*** Data for processing ***

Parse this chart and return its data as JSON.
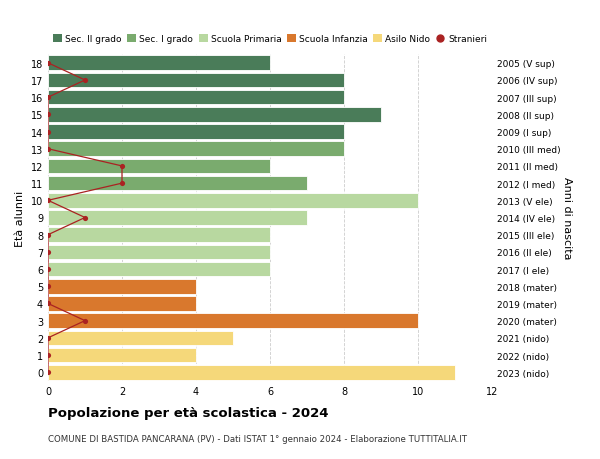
{
  "ages": [
    18,
    17,
    16,
    15,
    14,
    13,
    12,
    11,
    10,
    9,
    8,
    7,
    6,
    5,
    4,
    3,
    2,
    1,
    0
  ],
  "right_labels": [
    "2005 (V sup)",
    "2006 (IV sup)",
    "2007 (III sup)",
    "2008 (II sup)",
    "2009 (I sup)",
    "2010 (III med)",
    "2011 (II med)",
    "2012 (I med)",
    "2013 (V ele)",
    "2014 (IV ele)",
    "2015 (III ele)",
    "2016 (II ele)",
    "2017 (I ele)",
    "2018 (mater)",
    "2019 (mater)",
    "2020 (mater)",
    "2021 (nido)",
    "2022 (nido)",
    "2023 (nido)"
  ],
  "bar_values": [
    6,
    8,
    8,
    9,
    8,
    8,
    6,
    7,
    10,
    7,
    6,
    6,
    6,
    4,
    4,
    10,
    5,
    4,
    11
  ],
  "bar_colors": [
    "#4a7c59",
    "#4a7c59",
    "#4a7c59",
    "#4a7c59",
    "#4a7c59",
    "#7aab6e",
    "#7aab6e",
    "#7aab6e",
    "#b8d8a0",
    "#b8d8a0",
    "#b8d8a0",
    "#b8d8a0",
    "#b8d8a0",
    "#d9782d",
    "#d9782d",
    "#d9782d",
    "#f5d87a",
    "#f5d87a",
    "#f5d87a"
  ],
  "stranieri_values": [
    0,
    1,
    0,
    0,
    0,
    0,
    2,
    2,
    0,
    1,
    0,
    0,
    0,
    0,
    0,
    1,
    0,
    0,
    0
  ],
  "stranieri_color": "#aa2222",
  "legend_labels": [
    "Sec. II grado",
    "Sec. I grado",
    "Scuola Primaria",
    "Scuola Infanzia",
    "Asilo Nido",
    "Stranieri"
  ],
  "legend_colors": [
    "#4a7c59",
    "#7aab6e",
    "#b8d8a0",
    "#d9782d",
    "#f5d87a",
    "#aa2222"
  ],
  "ylabel": "Età alunni",
  "ylabel_right": "Anni di nascita",
  "title": "Popolazione per età scolastica - 2024",
  "subtitle": "COMUNE DI BASTIDA PANCARANA (PV) - Dati ISTAT 1° gennaio 2024 - Elaborazione TUTTITALIA.IT",
  "xlim": [
    0,
    12
  ],
  "ylim_min": -0.5,
  "ylim_max": 18.5,
  "background_color": "#ffffff",
  "grid_color": "#cccccc",
  "xticks": [
    0,
    2,
    4,
    6,
    8,
    10,
    12
  ]
}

***

> **Problem details**: All the lines above are to be reproduced exactly, except the pictures.

> **Solution for this task**:
Parse this chart and return its data as JSON.
{
  "ages": [
    18,
    17,
    16,
    15,
    14,
    13,
    12,
    11,
    10,
    9,
    8,
    7,
    6,
    5,
    4,
    3,
    2,
    1,
    0
  ],
  "right_labels": [
    "2005 (V sup)",
    "2006 (IV sup)",
    "2007 (III sup)",
    "2008 (II sup)",
    "2009 (I sup)",
    "2010 (III med)",
    "2011 (II med)",
    "2012 (I med)",
    "2013 (V ele)",
    "2014 (IV ele)",
    "2015 (III ele)",
    "2016 (II ele)",
    "2017 (I ele)",
    "2018 (mater)",
    "2019 (mater)",
    "2020 (mater)",
    "2021 (nido)",
    "2022 (nido)",
    "2023 (nido)"
  ],
  "bar_values": [
    6,
    8,
    8,
    9,
    8,
    8,
    6,
    7,
    10,
    7,
    6,
    6,
    6,
    4,
    4,
    10,
    5,
    4,
    11
  ],
  "bar_colors": [
    "#4a7c59",
    "#4a7c59",
    "#4a7c59",
    "#4a7c59",
    "#4a7c59",
    "#7aab6e",
    "#7aab6e",
    "#7aab6e",
    "#b8d8a0",
    "#b8d8a0",
    "#b8d8a0",
    "#b8d8a0",
    "#b8d8a0",
    "#d9782d",
    "#d9782d",
    "#d9782d",
    "#f5d87a",
    "#f5d87a",
    "#f5d87a"
  ],
  "stranieri_values": [
    0,
    1,
    0,
    0,
    0,
    0,
    2,
    2,
    0,
    1,
    0,
    0,
    0,
    0,
    0,
    1,
    0,
    0,
    0
  ],
  "stranieri_color": "#aa2222",
  "legend_labels": [
    "Sec. II grado",
    "Sec. I grado",
    "Scuola Primaria",
    "Scuola Infanzia",
    "Asilo Nido",
    "Stranieri"
  ],
  "legend_colors": [
    "#4a7c59",
    "#7aab6e",
    "#b8d8a0",
    "#d9782d",
    "#f5d87a",
    "#aa2222"
  ],
  "ylabel": "Età alunni",
  "ylabel_right": "Anni di nascita",
  "title": "Popolazione per età scolastica - 2024",
  "subtitle": "COMUNE DI BASTIDA PANCARANA (PV) - Dati ISTAT 1° gennaio 2024 - Elaborazione TUTTITALIA.IT",
  "xlim": [
    0,
    12
  ],
  "ylim_min": -0.5,
  "ylim_max": 18.5,
  "background_color": "#ffffff",
  "grid_color": "#cccccc",
  "xticks": [
    0,
    2,
    4,
    6,
    8,
    10,
    12
  ]
}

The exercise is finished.